▶ [Problem statement]
Scan the records for the word "icon". Copy each line that includes it.

▶ [Records provided]

:::::

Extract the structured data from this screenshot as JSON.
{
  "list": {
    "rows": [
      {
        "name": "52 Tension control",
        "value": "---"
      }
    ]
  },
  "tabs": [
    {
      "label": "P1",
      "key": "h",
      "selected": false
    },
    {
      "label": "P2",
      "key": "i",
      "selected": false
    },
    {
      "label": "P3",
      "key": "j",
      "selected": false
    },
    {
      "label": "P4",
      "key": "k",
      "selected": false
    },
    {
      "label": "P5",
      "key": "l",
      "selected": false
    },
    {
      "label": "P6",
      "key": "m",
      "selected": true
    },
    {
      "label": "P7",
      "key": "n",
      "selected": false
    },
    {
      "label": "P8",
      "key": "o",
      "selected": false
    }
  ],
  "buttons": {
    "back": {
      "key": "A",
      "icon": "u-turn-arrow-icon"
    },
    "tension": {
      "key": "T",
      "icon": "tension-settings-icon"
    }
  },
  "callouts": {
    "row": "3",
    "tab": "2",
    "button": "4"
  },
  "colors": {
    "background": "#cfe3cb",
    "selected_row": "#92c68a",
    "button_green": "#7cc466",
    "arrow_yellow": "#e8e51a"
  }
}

:::::

▶ [Full answer]
      "icon": "u-turn-arrow-icon"
      "icon": "tension-settings-icon"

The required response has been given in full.